Aim: Skip the pictures and repeat each line of the data exactly.

(Excerpt from a dataset)

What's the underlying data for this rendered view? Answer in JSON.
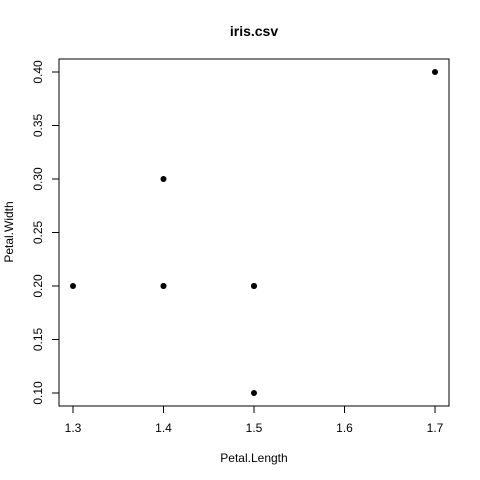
{
  "chart_data": {
    "type": "scatter",
    "title": "iris.csv",
    "xlabel": "Petal.Length",
    "ylabel": "Petal.Width",
    "xlim": [
      1.3,
      1.7
    ],
    "ylim": [
      0.1,
      0.4
    ],
    "x_ticks": [
      "1.3",
      "1.4",
      "1.5",
      "1.6",
      "1.7"
    ],
    "y_ticks": [
      "0.10",
      "0.15",
      "0.20",
      "0.25",
      "0.30",
      "0.35",
      "0.40"
    ],
    "grid": false,
    "legend": "none",
    "point_color": "#000000",
    "points": [
      {
        "x": 1.3,
        "y": 0.2
      },
      {
        "x": 1.4,
        "y": 0.2
      },
      {
        "x": 1.4,
        "y": 0.2
      },
      {
        "x": 1.4,
        "y": 0.3
      },
      {
        "x": 1.5,
        "y": 0.2
      },
      {
        "x": 1.5,
        "y": 0.2
      },
      {
        "x": 1.5,
        "y": 0.1
      },
      {
        "x": 1.7,
        "y": 0.4
      }
    ]
  }
}
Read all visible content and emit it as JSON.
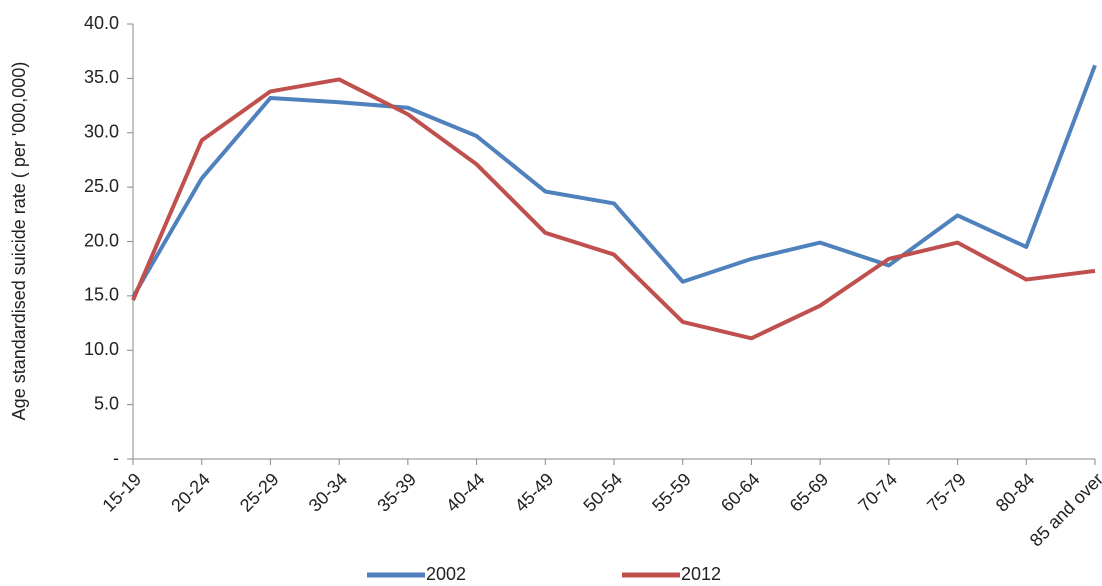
{
  "chart_data": {
    "type": "line",
    "y_label": "Age standardised  suicide rate ( per '000,000)",
    "categories": [
      "15-19",
      "20-24",
      "25-29",
      "30-34",
      "35-39",
      "40-44",
      "45-49",
      "50-54",
      "55-59",
      "60-64",
      "65-69",
      "70-74",
      "75-79",
      "80-84",
      "85 and over"
    ],
    "series": [
      {
        "name": "2002",
        "color": "#4f81bd",
        "values": [
          14.9,
          25.8,
          33.2,
          32.8,
          32.3,
          29.7,
          24.6,
          23.5,
          16.3,
          18.4,
          19.9,
          17.8,
          22.4,
          19.5,
          36.2
        ]
      },
      {
        "name": "2012",
        "color": "#c0504d",
        "values": [
          14.6,
          29.3,
          33.8,
          34.9,
          31.7,
          27.1,
          20.8,
          18.8,
          12.6,
          11.1,
          14.1,
          18.4,
          19.9,
          16.5,
          17.3
        ]
      }
    ],
    "ylim": [
      0,
      40
    ],
    "yticks": [
      {
        "value": 0,
        "label": "-"
      },
      {
        "value": 5,
        "label": "5.0"
      },
      {
        "value": 10,
        "label": "10.0"
      },
      {
        "value": 15,
        "label": "15.0"
      },
      {
        "value": 20,
        "label": "20.0"
      },
      {
        "value": 25,
        "label": "25.0"
      },
      {
        "value": 30,
        "label": "30.0"
      },
      {
        "value": 35,
        "label": "35.0"
      },
      {
        "value": 40,
        "label": "40.0"
      }
    ],
    "grid": false,
    "legend": "bottom"
  }
}
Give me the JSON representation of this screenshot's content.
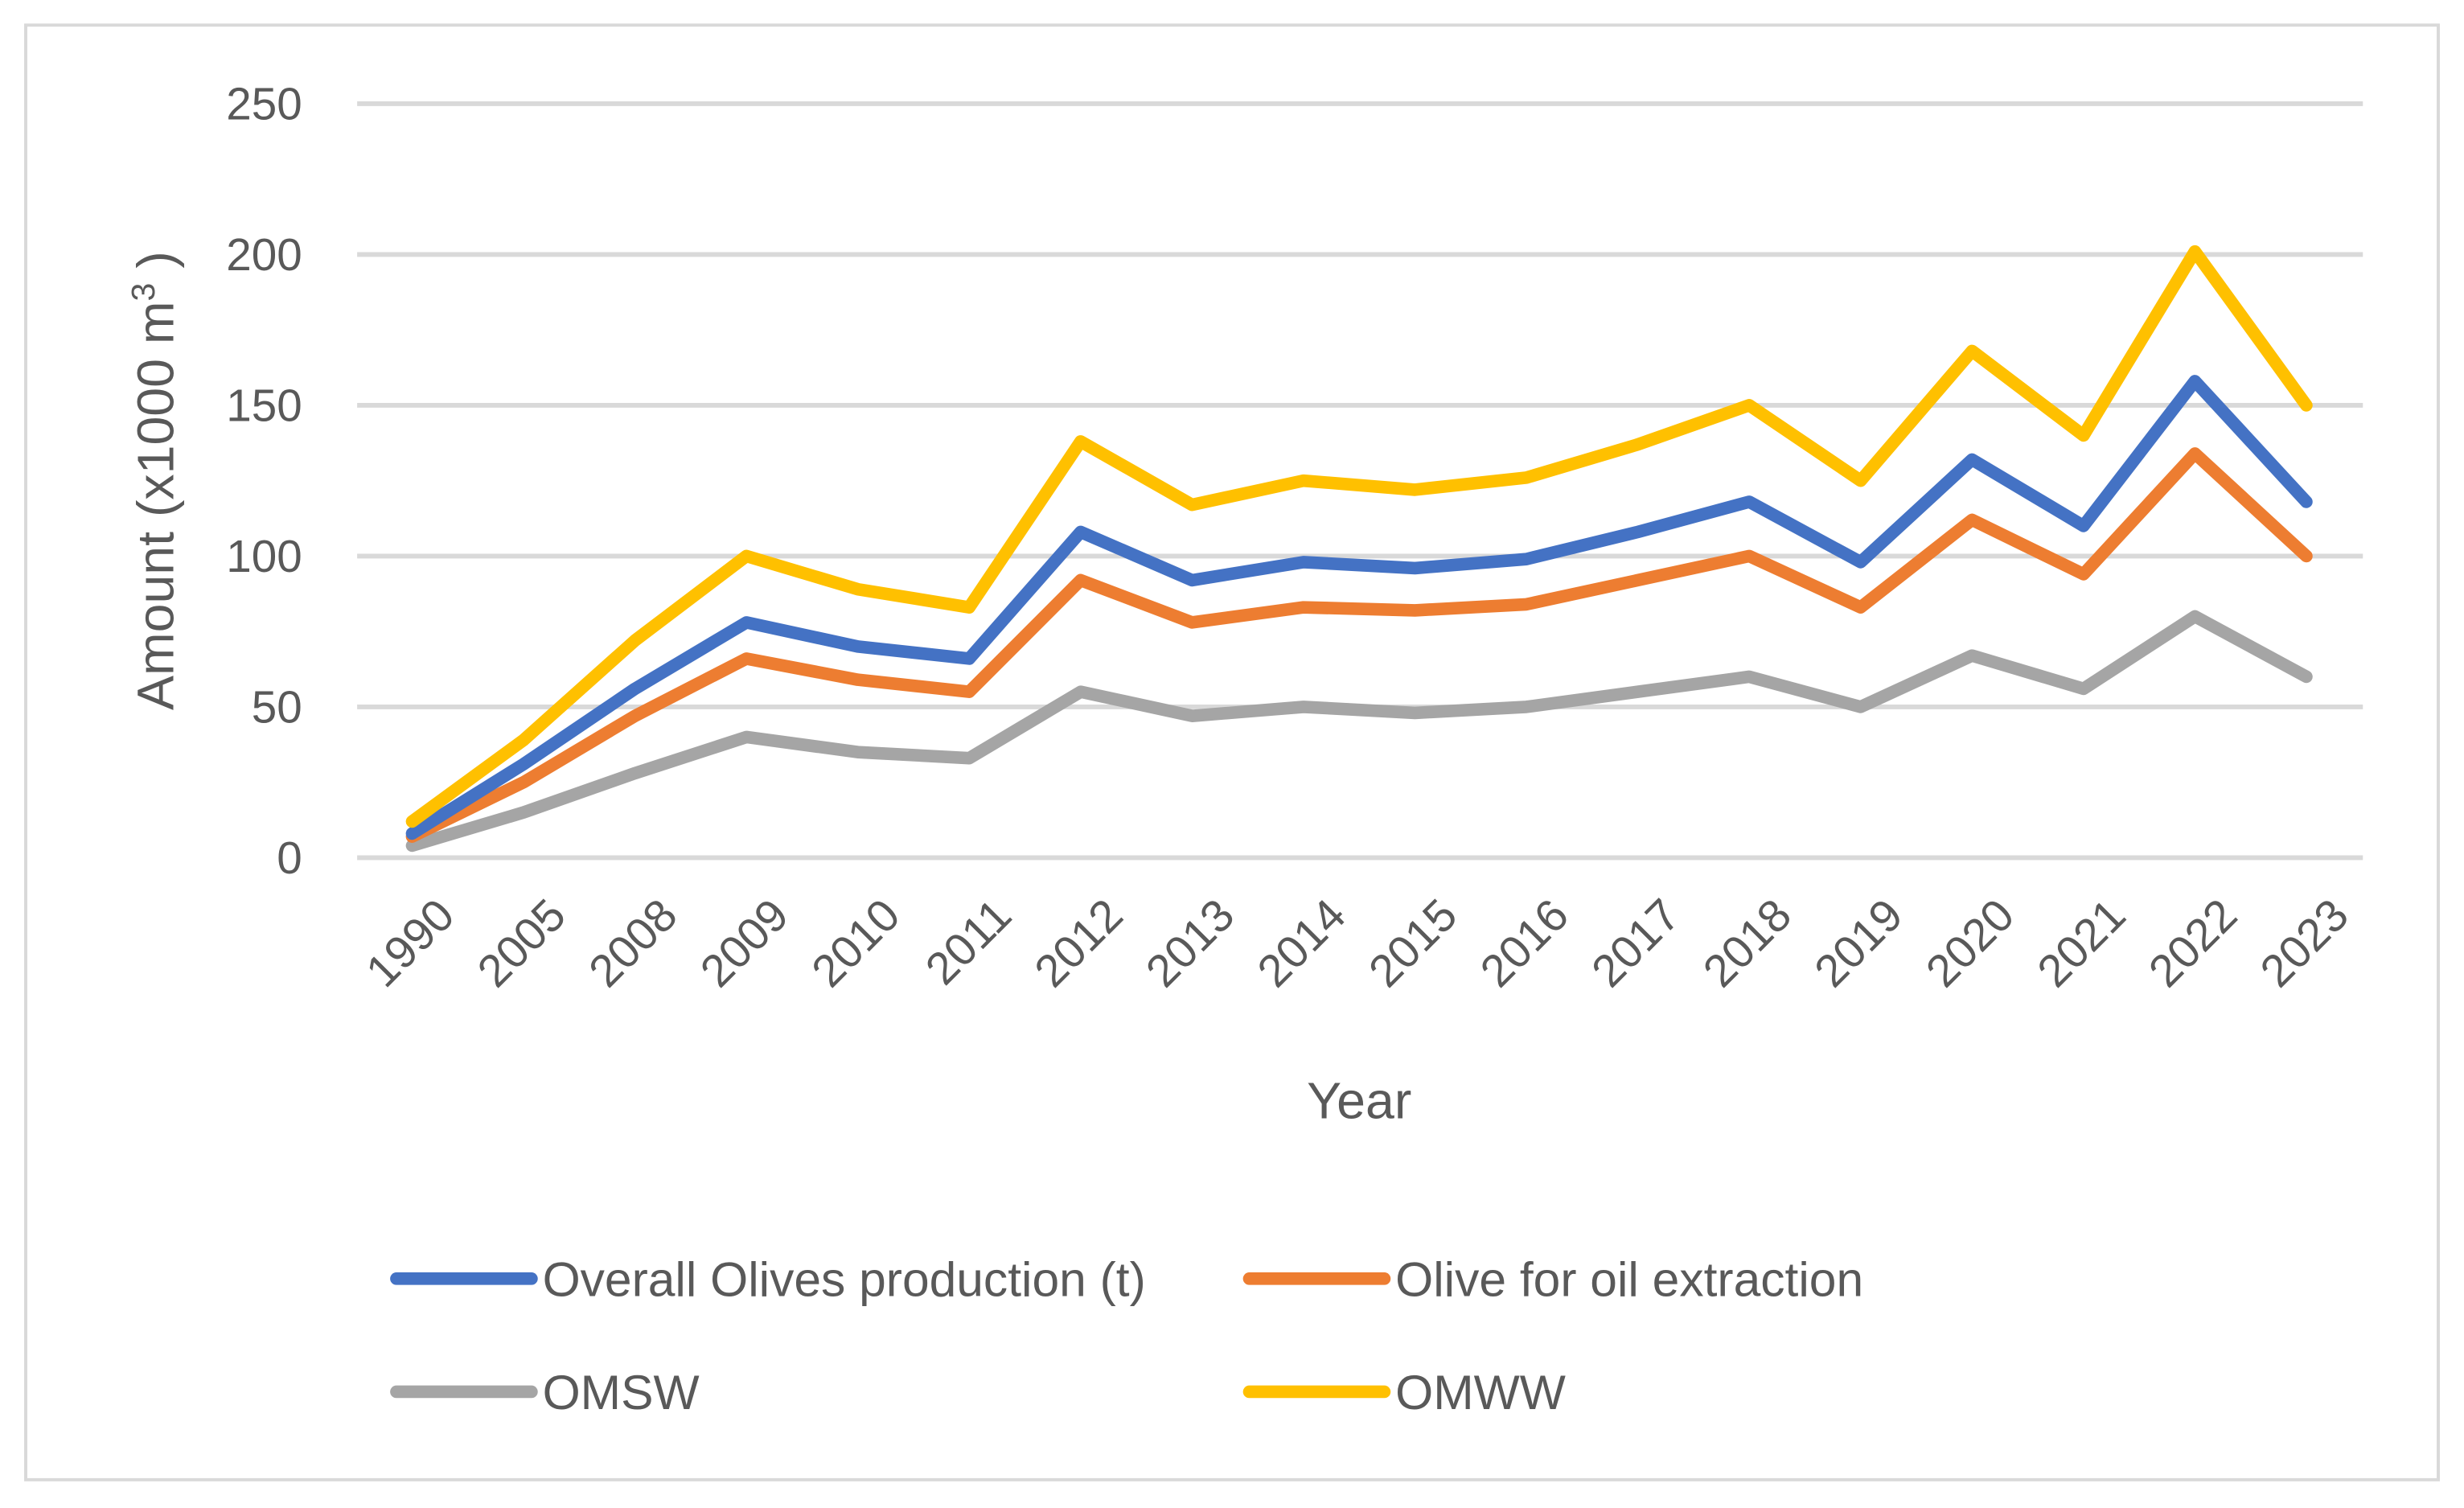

Answer to this problem:
What's the underlying data for this rendered view? Answer in JSON.
{
  "chart_data": {
    "type": "scatter",
    "title": "iris.csv",
    "xlabel": "Petal.Length",
    "ylabel": "Petal.Width",
    "xlim": [
      1.3,
      1.7
    ],
    "ylim": [
      0.1,
      0.4
    ],
    "x_ticks": [
      "1.3",
      "1.4",
      "1.5",
      "1.6",
      "1.7"
    ],
    "y_ticks": [
      "0.10",
      "0.15",
      "0.20",
      "0.25",
      "0.30",
      "0.35",
      "0.40"
    ],
    "grid": false,
    "legend": "none",
    "point_color": "#000000",
    "points": [
      {
        "x": 1.3,
        "y": 0.2
      },
      {
        "x": 1.4,
        "y": 0.2
      },
      {
        "x": 1.4,
        "y": 0.2
      },
      {
        "x": 1.4,
        "y": 0.3
      },
      {
        "x": 1.5,
        "y": 0.2
      },
      {
        "x": 1.5,
        "y": 0.2
      },
      {
        "x": 1.5,
        "y": 0.1
      },
      {
        "x": 1.7,
        "y": 0.4
      }
    ]
  }
}
Read all visible content and emit it as JSON.
{
  "chart_data": {
    "type": "line",
    "y_label": "Age standardised  suicide rate ( per '000,000)",
    "categories": [
      "15-19",
      "20-24",
      "25-29",
      "30-34",
      "35-39",
      "40-44",
      "45-49",
      "50-54",
      "55-59",
      "60-64",
      "65-69",
      "70-74",
      "75-79",
      "80-84",
      "85 and over"
    ],
    "series": [
      {
        "name": "2002",
        "color": "#4f81bd",
        "values": [
          14.9,
          25.8,
          33.2,
          32.8,
          32.3,
          29.7,
          24.6,
          23.5,
          16.3,
          18.4,
          19.9,
          17.8,
          22.4,
          19.5,
          36.2
        ]
      },
      {
        "name": "2012",
        "color": "#c0504d",
        "values": [
          14.6,
          29.3,
          33.8,
          34.9,
          31.7,
          27.1,
          20.8,
          18.8,
          12.6,
          11.1,
          14.1,
          18.4,
          19.9,
          16.5,
          17.3
        ]
      }
    ],
    "ylim": [
      0,
      40
    ],
    "yticks": [
      {
        "value": 0,
        "label": "-"
      },
      {
        "value": 5,
        "label": "5.0"
      },
      {
        "value": 10,
        "label": "10.0"
      },
      {
        "value": 15,
        "label": "15.0"
      },
      {
        "value": 20,
        "label": "20.0"
      },
      {
        "value": 25,
        "label": "25.0"
      },
      {
        "value": 30,
        "label": "30.0"
      },
      {
        "value": 35,
        "label": "35.0"
      },
      {
        "value": 40,
        "label": "40.0"
      }
    ],
    "grid": false,
    "legend": "bottom"
  }
}
Give me the JSON representation of this screenshot's content.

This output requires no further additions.